Records from a collection of figures:
- - - -
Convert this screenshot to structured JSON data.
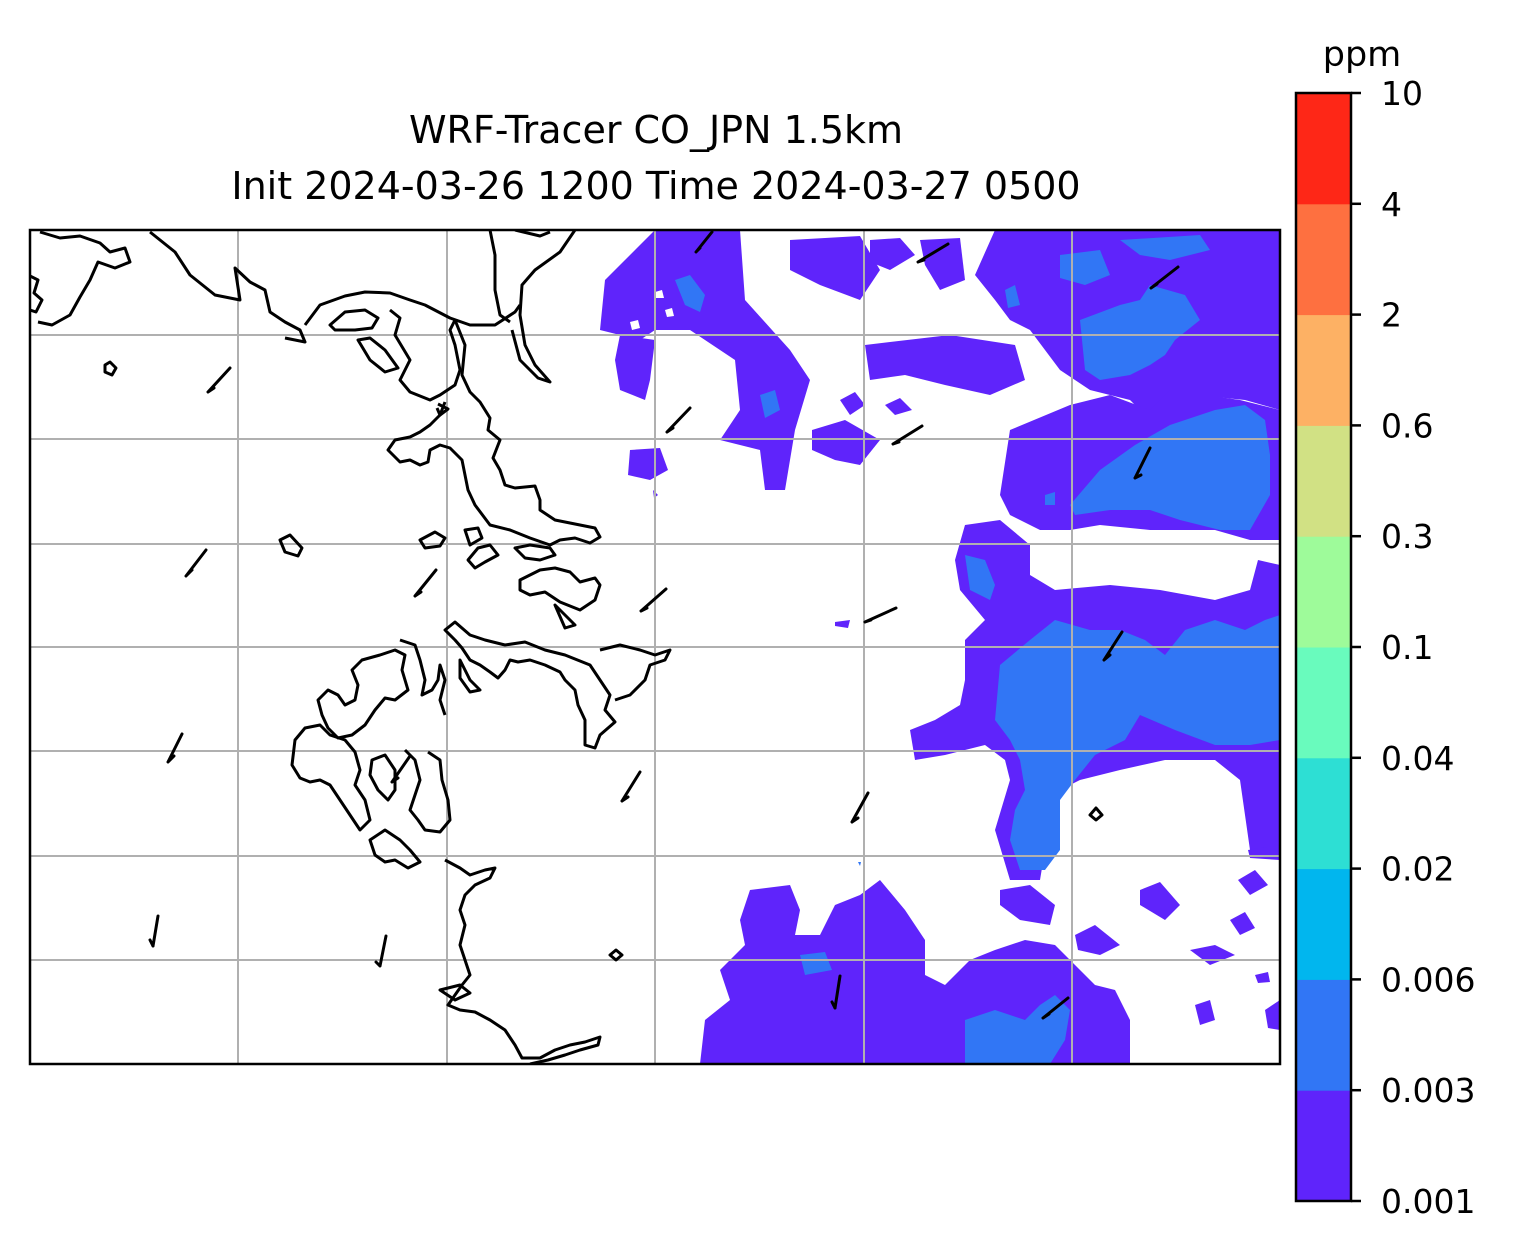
{
  "figure": {
    "title_line_1": "WRF-Tracer CO_JPN 1.5km",
    "title_line_2": "Init 2024-03-26 1200 Time 2024-03-27 0500"
  },
  "colorbar": {
    "unit": "ppm",
    "levels": [
      "0.001",
      "0.003",
      "0.006",
      "0.02",
      "0.04",
      "0.1",
      "0.3",
      "0.6",
      "2",
      "4",
      "10"
    ],
    "colors": [
      "#5f24fb",
      "#3176f5",
      "#01b6ee",
      "#2ddfd4",
      "#69fbbd",
      "#9efb9a",
      "#d1e184",
      "#fdb164",
      "#fe7040",
      "#fe2717"
    ]
  },
  "map_styles": {
    "coastline_color": "#000000",
    "gridline_color": "#b0b0b0",
    "wind_barb_color": "#000000",
    "background": "#ffffff"
  }
}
- - - -
To be done:
Write the records out once more, exactly as they appear, with no pictures.

Answer in full:
Convert this screenshot to structured JSON data.
{
  "figure": {
    "title_line_1": "WRF-Tracer CO_JPN 1.5km",
    "title_line_2": "Init 2024-03-26 1200 Time 2024-03-27 0500"
  },
  "colorbar": {
    "unit": "ppm",
    "levels": [
      "0.001",
      "0.003",
      "0.006",
      "0.02",
      "0.04",
      "0.1",
      "0.3",
      "0.6",
      "2",
      "4",
      "10"
    ],
    "colors": [
      "#5f24fb",
      "#3176f5",
      "#01b6ee",
      "#2ddfd4",
      "#69fbbd",
      "#9efb9a",
      "#d1e184",
      "#fdb164",
      "#fe7040",
      "#fe2717"
    ]
  },
  "map_styles": {
    "coastline_color": "#000000",
    "gridline_color": "#b0b0b0",
    "wind_barb_color": "#000000",
    "background": "#ffffff"
  }
}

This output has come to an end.